## [Exercise details]
Transcribe the whole listing below without changing a word, but leave out every image.
--------------------------------
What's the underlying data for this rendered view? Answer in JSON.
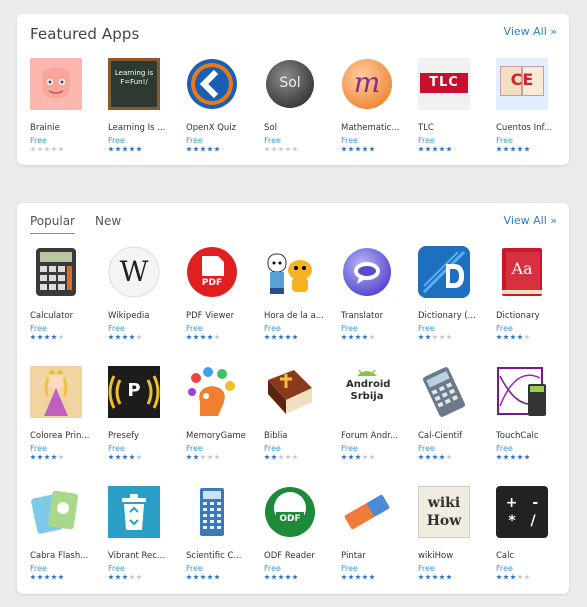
{
  "featured": {
    "title": "Featured Apps",
    "view_all": "View All »",
    "apps": [
      {
        "name": "Brainie",
        "price": "Free",
        "rating": 0
      },
      {
        "name": "Learning Is ...",
        "price": "Free",
        "rating": 5
      },
      {
        "name": "OpenX Quiz",
        "price": "Free",
        "rating": 5
      },
      {
        "name": "Sol",
        "price": "Free",
        "rating": 0
      },
      {
        "name": "Mathematic...",
        "price": "Free",
        "rating": 5
      },
      {
        "name": "TLC",
        "price": "Free",
        "rating": 5
      },
      {
        "name": "Cuentos Inf...",
        "price": "Free",
        "rating": 5
      }
    ],
    "icon_texts": {
      "learning": "Learning is F=Fun!/",
      "sol": "Sol",
      "math": "m",
      "tlc": "TLC",
      "cuentos": "CE"
    }
  },
  "popular": {
    "tabs": [
      "Popular",
      "New"
    ],
    "view_all": "View All »",
    "apps": [
      {
        "name": "Calculator",
        "price": "Free",
        "rating": 4
      },
      {
        "name": "Wikipedia",
        "price": "Free",
        "rating": 4
      },
      {
        "name": "PDF Viewer",
        "price": "Free",
        "rating": 4
      },
      {
        "name": "Hora de la a...",
        "price": "Free",
        "rating": 5
      },
      {
        "name": "Translator",
        "price": "Free",
        "rating": 4
      },
      {
        "name": "Dictionary (...",
        "price": "Free",
        "rating": 2
      },
      {
        "name": "Dictionary",
        "price": "Free",
        "rating": 4
      },
      {
        "name": "Colorea Prin...",
        "price": "Free",
        "rating": 4
      },
      {
        "name": "Presefy",
        "price": "Free",
        "rating": 4
      },
      {
        "name": "MemoryGame",
        "price": "Free",
        "rating": 2
      },
      {
        "name": "Biblia",
        "price": "Free",
        "rating": 2
      },
      {
        "name": "Forum Andr...",
        "price": "Free",
        "rating": 3
      },
      {
        "name": "Cal-Cientif",
        "price": "Free",
        "rating": 4
      },
      {
        "name": "TouchCalc",
        "price": "Free",
        "rating": 5
      },
      {
        "name": "Cabra Flash...",
        "price": "Free",
        "rating": 5
      },
      {
        "name": "Vibrant Rec...",
        "price": "Free",
        "rating": 3
      },
      {
        "name": "Scientific C...",
        "price": "Free",
        "rating": 5
      },
      {
        "name": "ODF Reader",
        "price": "Free",
        "rating": 5
      },
      {
        "name": "Pintar",
        "price": "Free",
        "rating": 5
      },
      {
        "name": "wikiHow",
        "price": "Free",
        "rating": 5
      },
      {
        "name": "Calc",
        "price": "Free",
        "rating": 3
      }
    ],
    "icon_texts": {
      "wiki": "W",
      "pdf": "PDF",
      "dict": "Aa",
      "presefy": "P",
      "bible": "B",
      "android": "Android Srbija",
      "odf": "ODF",
      "wikihow_top": "wiki",
      "wikihow_bottom": "How",
      "calc": "+ - * /"
    }
  },
  "colors": {
    "accent": "#2f7fc2",
    "tab_underline": "#e07a1f",
    "star_on": "#2e6fb5",
    "star_off": "#c8c8c8",
    "price": "#3a9bd8"
  }
}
--------------------------------
## [Right answer]
What's the underlying data for this rendered view? Answer in JSON.
{
  "featured": {
    "title": "Featured Apps",
    "view_all": "View All »",
    "apps": [
      {
        "name": "Brainie",
        "price": "Free",
        "rating": 0
      },
      {
        "name": "Learning Is ...",
        "price": "Free",
        "rating": 5
      },
      {
        "name": "OpenX Quiz",
        "price": "Free",
        "rating": 5
      },
      {
        "name": "Sol",
        "price": "Free",
        "rating": 0
      },
      {
        "name": "Mathematic...",
        "price": "Free",
        "rating": 5
      },
      {
        "name": "TLC",
        "price": "Free",
        "rating": 5
      },
      {
        "name": "Cuentos Inf...",
        "price": "Free",
        "rating": 5
      }
    ],
    "icon_texts": {
      "learning": "Learning is F=Fun!/",
      "sol": "Sol",
      "math": "m",
      "tlc": "TLC",
      "cuentos": "CE"
    }
  },
  "popular": {
    "tabs": [
      "Popular",
      "New"
    ],
    "view_all": "View All »",
    "apps": [
      {
        "name": "Calculator",
        "price": "Free",
        "rating": 4
      },
      {
        "name": "Wikipedia",
        "price": "Free",
        "rating": 4
      },
      {
        "name": "PDF Viewer",
        "price": "Free",
        "rating": 4
      },
      {
        "name": "Hora de la a...",
        "price": "Free",
        "rating": 5
      },
      {
        "name": "Translator",
        "price": "Free",
        "rating": 4
      },
      {
        "name": "Dictionary (...",
        "price": "Free",
        "rating": 2
      },
      {
        "name": "Dictionary",
        "price": "Free",
        "rating": 4
      },
      {
        "name": "Colorea Prin...",
        "price": "Free",
        "rating": 4
      },
      {
        "name": "Presefy",
        "price": "Free",
        "rating": 4
      },
      {
        "name": "MemoryGame",
        "price": "Free",
        "rating": 2
      },
      {
        "name": "Biblia",
        "price": "Free",
        "rating": 2
      },
      {
        "name": "Forum Andr...",
        "price": "Free",
        "rating": 3
      },
      {
        "name": "Cal-Cientif",
        "price": "Free",
        "rating": 4
      },
      {
        "name": "TouchCalc",
        "price": "Free",
        "rating": 5
      },
      {
        "name": "Cabra Flash...",
        "price": "Free",
        "rating": 5
      },
      {
        "name": "Vibrant Rec...",
        "price": "Free",
        "rating": 3
      },
      {
        "name": "Scientific C...",
        "price": "Free",
        "rating": 5
      },
      {
        "name": "ODF Reader",
        "price": "Free",
        "rating": 5
      },
      {
        "name": "Pintar",
        "price": "Free",
        "rating": 5
      },
      {
        "name": "wikiHow",
        "price": "Free",
        "rating": 5
      },
      {
        "name": "Calc",
        "price": "Free",
        "rating": 3
      }
    ],
    "icon_texts": {
      "wiki": "W",
      "pdf": "PDF",
      "dict": "Aa",
      "presefy": "P",
      "bible": "B",
      "android": "Android Srbija",
      "odf": "ODF",
      "wikihow_top": "wiki",
      "wikihow_bottom": "How",
      "calc": "+ - * /"
    }
  },
  "colors": {
    "accent": "#2f7fc2",
    "tab_underline": "#e07a1f",
    "star_on": "#2e6fb5",
    "star_off": "#c8c8c8",
    "price": "#3a9bd8"
  }
}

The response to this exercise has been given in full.